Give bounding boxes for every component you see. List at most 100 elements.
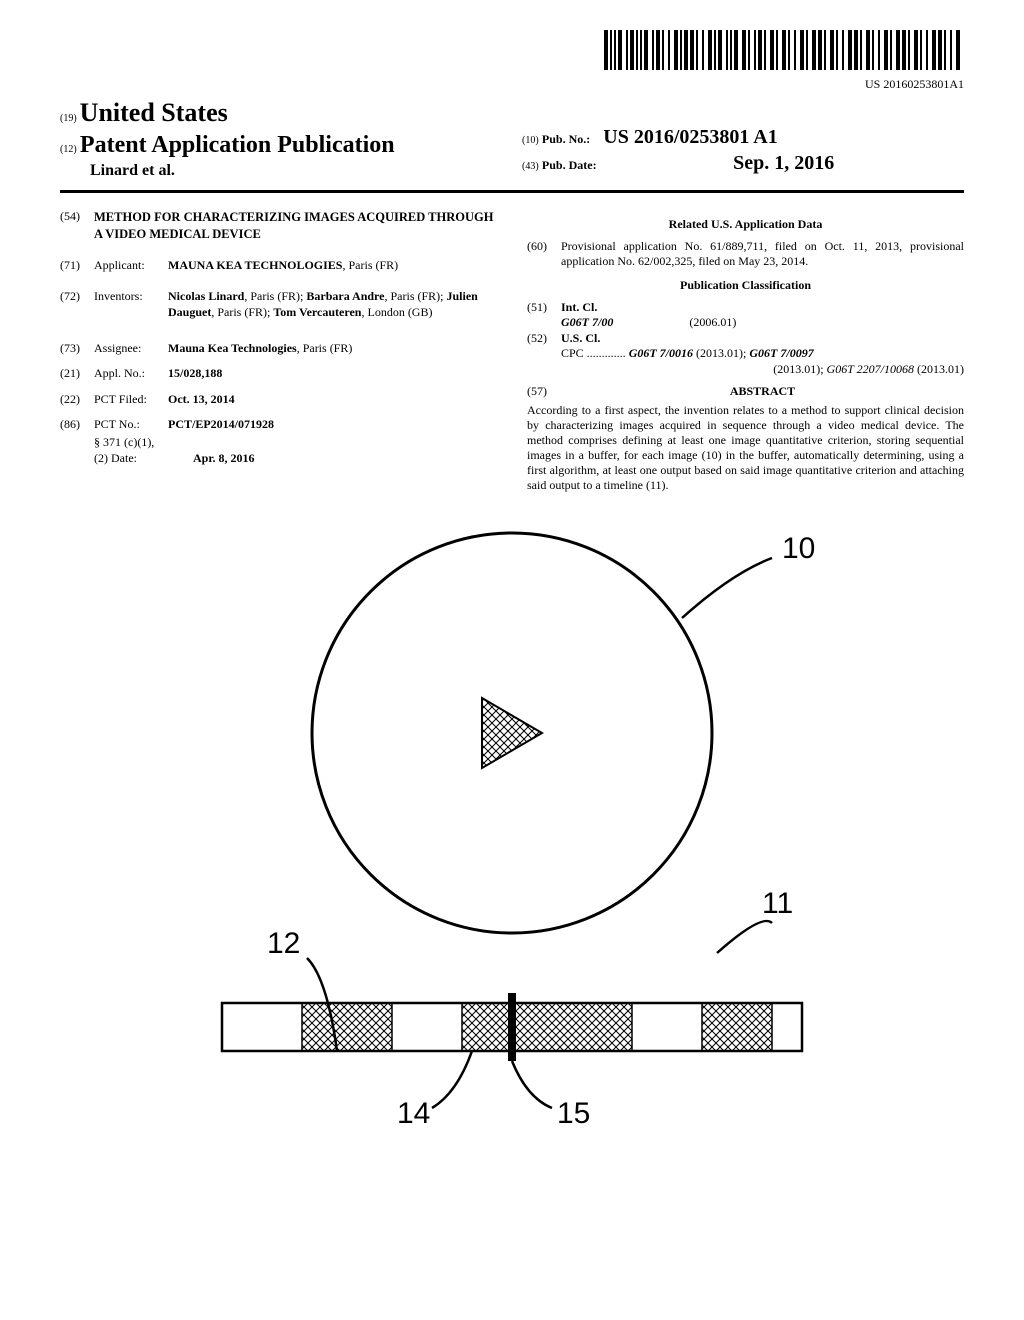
classification-heading: Publication Classification: [527, 278, 964, 294]
abstract-heading: ABSTRACT: [561, 384, 964, 400]
cpc2: G06T 7/0097: [749, 346, 813, 360]
inv2-loc: , Paris (FR);: [384, 289, 446, 303]
pub-date-line: (43) Pub. Date: Sep. 1, 2016: [522, 150, 964, 176]
doc-kind-line: (12) Patent Application Publication: [60, 130, 502, 161]
pub-no-line: (10) Pub. No.: US 2016/0253801 A1: [522, 124, 964, 150]
abstract-text: According to a first aspect, the inventi…: [527, 403, 964, 493]
author-line: Linard et al.: [60, 161, 502, 182]
appl-no: 15/028,188: [168, 366, 497, 382]
intcl-code: (51): [527, 300, 561, 331]
cpc3: G06T 2207/10068: [827, 362, 914, 376]
inventors-label: Inventors:: [94, 289, 168, 320]
right-column: Related U.S. Application Data (60) Provi…: [527, 209, 964, 493]
assignee-label: Assignee:: [94, 341, 168, 357]
barcode: [604, 30, 964, 75]
columns: (54) METHOD FOR CHARACTERIZING IMAGES AC…: [60, 209, 964, 493]
inventors-value: Nicolas Linard, Paris (FR); Barbara Andr…: [168, 289, 497, 320]
pub-no-label: Pub. No.:: [542, 132, 590, 146]
divider: [60, 190, 964, 193]
uscl-label: U.S. Cl.: [561, 331, 964, 347]
assignee-row: (73) Assignee: Mauna Kea Technologies, P…: [60, 341, 497, 357]
figure-label-11: 11: [762, 887, 793, 920]
pct-no-row: (86) PCT No.: PCT/EP2014/071928: [60, 417, 497, 433]
doc-kind: Patent Application Publication: [80, 132, 395, 158]
doc-kind-code: (12): [60, 144, 77, 155]
header-left: (19) United States (12) Patent Applicati…: [60, 96, 502, 182]
sect-date-label: (2) Date:: [94, 451, 137, 465]
inv2-name: Barbara Andre: [306, 289, 384, 303]
provisional-row: (60) Provisional application No. 61/889,…: [527, 239, 964, 270]
assignee-code: (73): [60, 341, 94, 357]
applicant-name: MAUNA KEA TECHNOLOGIES: [168, 258, 342, 272]
applicant-value: MAUNA KEA TECHNOLOGIES, Paris (FR): [168, 258, 497, 274]
prov-code: (60): [527, 239, 561, 270]
left-column: (54) METHOD FOR CHARACTERIZING IMAGES AC…: [60, 209, 497, 493]
barcode-area: US 20160253801A1: [60, 30, 964, 92]
cpc1: G06T 7/0016: [629, 346, 693, 360]
applicant-loc: , Paris (FR): [342, 258, 398, 272]
cpc3-date: (2013.01): [914, 362, 964, 376]
barcode-label: US 20160253801A1: [60, 77, 964, 93]
intcl-date: (2006.01): [689, 315, 736, 329]
pub-no: US 2016/0253801 A1: [603, 126, 777, 148]
header-right: (10) Pub. No.: US 2016/0253801 A1 (43) P…: [502, 96, 964, 176]
intcl-label: Int. Cl.: [561, 300, 964, 316]
intcl-class-line: G06T 7/00 (2006.01): [561, 315, 964, 331]
assignee-value: Mauna Kea Technologies, Paris (FR): [168, 341, 497, 357]
cpc2-date: (2013.01);: [773, 362, 826, 376]
figure-label-10: 10: [782, 532, 815, 565]
sect-date-row: (2) Date: Apr. 8, 2016: [94, 451, 497, 467]
figure-label-15: 15: [557, 1097, 590, 1130]
country-code: (19): [60, 113, 77, 124]
inv1-name: Nicolas Linard: [168, 289, 244, 303]
pct-filed-label: PCT Filed:: [94, 392, 168, 408]
cpc-line: CPC ............. G06T 7/0016 (2013.01);…: [561, 346, 964, 362]
invention-title: METHOD FOR CHARACTERIZING IMAGES ACQUIRE…: [94, 209, 497, 242]
intcl-row: (51) Int. Cl. G06T 7/00 (2006.01): [527, 300, 964, 331]
inventors-code: (72): [60, 289, 94, 320]
pct-no-label: PCT No.:: [94, 417, 168, 433]
appl-no-label: Appl. No.:: [94, 366, 168, 382]
figure-label-12: 12: [267, 927, 300, 960]
inv4-name: Tom Vercauteren: [273, 305, 361, 319]
sect-date: Apr. 8, 2016: [193, 451, 255, 465]
figure-area: 10 11 12 14 15: [60, 523, 964, 1143]
pct-filed-row: (22) PCT Filed: Oct. 13, 2014: [60, 392, 497, 408]
inventors-row: (72) Inventors: Nicolas Linard, Paris (F…: [60, 289, 497, 320]
pct-filed: Oct. 13, 2014: [168, 392, 497, 408]
cpc1-date: (2013.01);: [693, 346, 749, 360]
pub-date: Sep. 1, 2016: [733, 152, 834, 174]
related-heading: Related U.S. Application Data: [527, 217, 964, 233]
title-row: (54) METHOD FOR CHARACTERIZING IMAGES AC…: [60, 209, 497, 242]
country-name: United States: [80, 98, 228, 127]
pct-no-code: (86): [60, 417, 94, 433]
pct-no: PCT/EP2014/071928: [168, 417, 497, 433]
pct-filed-code: (22): [60, 392, 94, 408]
prov-text: Provisional application No. 61/889,711, …: [561, 239, 964, 270]
pub-date-label: Pub. Date:: [542, 158, 597, 172]
sect-371-row: § 371 (c)(1), (2) Date: Apr. 8, 2016: [60, 435, 497, 466]
uscl-code: (52): [527, 331, 561, 378]
appl-no-code: (21): [60, 366, 94, 382]
abstract-code: (57): [527, 384, 561, 400]
cpc-line-2: (2013.01); G06T 2207/10068 (2013.01): [561, 362, 964, 378]
patent-page: US 20160253801A1 (19) United States (12)…: [0, 0, 1024, 1173]
pub-no-code: (10): [522, 135, 539, 146]
uscl-row: (52) U.S. Cl. CPC ............. G06T 7/0…: [527, 331, 964, 378]
patent-figure: 10 11 12 14 15: [172, 523, 852, 1143]
inv1-loc: , Paris (FR);: [244, 289, 306, 303]
title-code: (54): [60, 209, 94, 242]
pub-date-code: (43): [522, 161, 539, 172]
abstract-head-row: (57) ABSTRACT: [527, 384, 964, 400]
intcl-class: G06T 7/00: [561, 315, 613, 329]
intcl-content: Int. Cl. G06T 7/00 (2006.01): [561, 300, 964, 331]
assignee-name: Mauna Kea Technologies: [168, 341, 297, 355]
applicant-code: (71): [60, 258, 94, 274]
inv3-loc: , Paris (FR);: [211, 305, 273, 319]
header-row: (19) United States (12) Patent Applicati…: [60, 96, 964, 182]
inv4-loc: , London (GB): [361, 305, 432, 319]
assignee-loc: , Paris (FR): [297, 341, 353, 355]
applicant-row: (71) Applicant: MAUNA KEA TECHNOLOGIES, …: [60, 258, 497, 274]
cpc-prefix: CPC .............: [561, 346, 626, 360]
uscl-content: U.S. Cl. CPC ............. G06T 7/0016 (…: [561, 331, 964, 378]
# # # # #
Please give every line of the listing above as a JSON list of strings, one string per line, with blank lines and the picture left out.

[
  "Give bounding boxes for every component you see. List at most 100 elements.",
  "classification-heading: Publication Classification: [527, 278, 964, 294]",
  "abstract-heading: ABSTRACT: [561, 384, 964, 400]",
  "cpc2: G06T 7/0097: [749, 346, 813, 360]",
  "inv2-loc: , Paris (FR);: [384, 289, 446, 303]",
  "pub-date-line: (43) Pub. Date: Sep. 1, 2016: [522, 150, 964, 176]",
  "doc-kind-line: (12) Patent Application Publication: [60, 130, 502, 161]",
  "pub-no-line: (10) Pub. No.: US 2016/0253801 A1: [522, 124, 964, 150]",
  "abstract-text: According to a first aspect, the inventi…: [527, 403, 964, 493]",
  "author-line: Linard et al.: [60, 161, 502, 182]",
  "appl-no: 15/028,188: [168, 366, 497, 382]",
  "intcl-code: (51): [527, 300, 561, 331]",
  "cpc3: G06T 2207/10068: [827, 362, 914, 376]",
  "inventors-label: Inventors:: [94, 289, 168, 320]",
  "right-column: Related U.S. Application Data (60) Provi…: [527, 209, 964, 493]",
  "assignee-label: Assignee:: [94, 341, 168, 357]",
  "barcode: [604, 30, 964, 75]",
  "columns: (54) METHOD FOR CHARACTERIZING IMAGES AC…: [60, 209, 964, 493]",
  "inventors-value: Nicolas Linard, Paris (FR); Barbara Andr…: [168, 289, 497, 320]",
  "pub-no-label: Pub. No.:: [542, 132, 590, 146]",
  "divider: [60, 190, 964, 193]",
  "uscl-label: U.S. Cl.: [561, 331, 964, 347]",
  "assignee-row: (73) Assignee: Mauna Kea Technologies, P…: [60, 341, 497, 357]",
  "figure-label-11: 11: [762, 887, 793, 920]",
  "pct-no-row: (86) PCT No.: PCT/EP2014/071928: [60, 417, 497, 433]",
  "doc-kind: Patent Application Publication: [80, 132, 395, 158]",
  "doc-kind-code: (12): [60, 144, 77, 155]",
  "header-left: (19) United States (12) Patent Applicati…: [60, 96, 502, 182]",
  "sect-date-label: (2) Date:: [94, 451, 137, 465]",
  "inv2-name: Barbara Andre: [306, 289, 384, 303]",
  "provisional-row: (60) Provisional application No. 61/889,…: [527, 239, 964, 270]",
  "assignee-code: (73): [60, 341, 94, 357]",
  "applicant-name: MAUNA KEA TECHNOLOGIES: [168, 258, 342, 272]",
  "applicant-value: MAUNA KEA TECHNOLOGIES, Paris (FR): [168, 258, 497, 274]",
  "prov-code: (60): [527, 239, 561, 270]",
  "left-column: (54) METHOD FOR CHARACTERIZING IMAGES AC…: [60, 209, 497, 493]",
  "barcode-area: US 20160253801A1: [60, 30, 964, 92]",
  "cpc1: G06T 7/0016: [629, 346, 693, 360]",
  "applicant-loc: , Paris (FR): [342, 258, 398, 272]",
  "cpc3-date: (2013.01): [914, 362, 964, 376]",
  "barcode-label: US 20160253801A1: [60, 77, 964, 93]",
  "intcl-date: (2006.01): [689, 315, 736, 329]",
  "pub-no: US 2016/0253801 A1: [603, 126, 777, 148]",
  "header-right: (10) Pub. No.: US 2016/0253801 A1 (43) P…: [502, 96, 964, 176]",
  "intcl-label: Int. Cl.: [561, 300, 964, 316]",
  "intcl-class-line: G06T 7/00 (2006.01): [561, 315, 964, 331]",
  "assignee-value: Mauna Kea Technologies, Paris (FR): [168, 341, 497, 357]",
  "cpc2-date: (2013.01);: [773, 362, 826, 376]",
  "figure-label-10: 10: [782, 532, 815, 565]",
  "sect-date-row: (2) Date: Apr. 8, 2016: [94, 451, 497, 467]",
  "figure-label-15: 15: [557, 1097, 590, 1130]",
  "country-code: (19): [60, 113, 77, 124]",
  "inv1-name: Nicolas Linard: [168, 289, 244, 303]",
  "pct-filed-label: PCT Filed:: [94, 392, 168, 408]",
  "cpc-line: CPC ............. G06T 7/0016 (2013.01);…: [561, 346, 964, 362]",
  "invention-title: METHOD FOR CHARACTERIZING IMAGES ACQUIRE…: [94, 209, 497, 242]",
  "intcl-row: (51) Int. Cl. G06T 7/00 (2006.01): [527, 300, 964, 331]",
  "inventors-code: (72): [60, 289, 94, 320]",
  "pct-no-label: PCT No.:: [94, 417, 168, 433]",
  "appl-no-label: Appl. No.:: [94, 366, 168, 382]",
  "figure-label-12: 12: [267, 927, 300, 960]",
  "inv4-name: Tom Vercauteren: [273, 305, 361, 319]",
  "sect-date: Apr. 8, 2016: [193, 451, 255, 465]",
  "figure-area: 10 11 12 14 15: [60, 523, 964, 1143]",
  "pct-filed-row: (22) PCT Filed: Oct. 13, 2014: [60, 392, 497, 408]",
  "inventors-row: (72) Inventors: Nicolas Linard, Paris (F…: [60, 289, 497, 320]",
  "pct-filed: Oct. 13, 2014: [168, 392, 497, 408]",
  "cpc1-date: (2013.01);: [693, 346, 749, 360]",
  "pub-date: Sep. 1, 2016: [733, 152, 834, 174]",
  "related-heading: Related U.S. Application Data: [527, 217, 964, 233]",
  "title-row: (54) METHOD FOR CHARACTERIZING IMAGES AC…: [60, 209, 497, 242]",
  "country-name: United States: [80, 98, 228, 127]",
  "pct-no-code: (86): [60, 417, 94, 433]",
  "pct-no: PCT/EP2014/071928: [168, 417, 497, 433]",
  "pct-filed-code: (22): [60, 392, 94, 408]",
  "prov-text: Provisional application No. 61/889,711, …: [561, 239, 964, 270]",
  "pub-date-label: Pub. Date:: [542, 158, 597, 172]",
  "sect-371-row: § 371 (c)(1), (2) Date: Apr. 8, 2016: [60, 435, 497, 466]",
  "uscl-code: (52): [527, 331, 561, 378]",
  "appl-no-code: (21): [60, 366, 94, 382]",
  "abstract-code: (57): [527, 384, 561, 400]",
  "cpc-line-2: (2013.01); G06T 2207/10068 (2013.01): [561, 362, 964, 378]",
  "patent-page: US 20160253801A1 (19) United States (12)…: [0, 0, 1024, 1173]",
  "pub-no-code: (10): [522, 135, 539, 146]",
  "uscl-row: (52) U.S. Cl. CPC ............. G06T 7/0…: [527, 331, 964, 378]",
  "patent-figure: 10 11 12 14 15: [172, 523, 852, 1143]",
  "inv1-loc: , Paris (FR);: [244, 289, 306, 303]",
  "title-code: (54): [60, 209, 94, 242]",
  "pub-date-code: (43): [522, 161, 539, 172]",
  "abstract-head-row: (57) ABSTRACT: [527, 384, 964, 400]",
  "intcl-class: G06T 7/00: [561, 315, 613, 329]",
  "intcl-content: Int. Cl. G06T 7/00 (2006.01): [561, 300, 964, 331]",
  "assignee-name: Mauna Kea Technologies: [168, 341, 297, 355]",
  "applicant-code: (71): [60, 258, 94, 274]",
  "inv3-loc: , Paris (FR);: [211, 305, 273, 319]",
  "header-row: (19) United States (12) Patent Applicati…: [60, 96, 964, 182]",
  "inv4-loc: , London (GB): [361, 305, 432, 319]",
  "assignee-loc: , Paris (FR): [297, 341, 353, 355]",
  "applicant-row: (71) Applicant: MAUNA KEA TECHNOLOGIES, …: [60, 258, 497, 274]",
  "cpc-prefix: CPC .............: [561, 346, 626, 360]",
  "uscl-content: U.S. Cl. CPC ............. G06T 7/0016 (…: [561, 331, 964, 378]"
]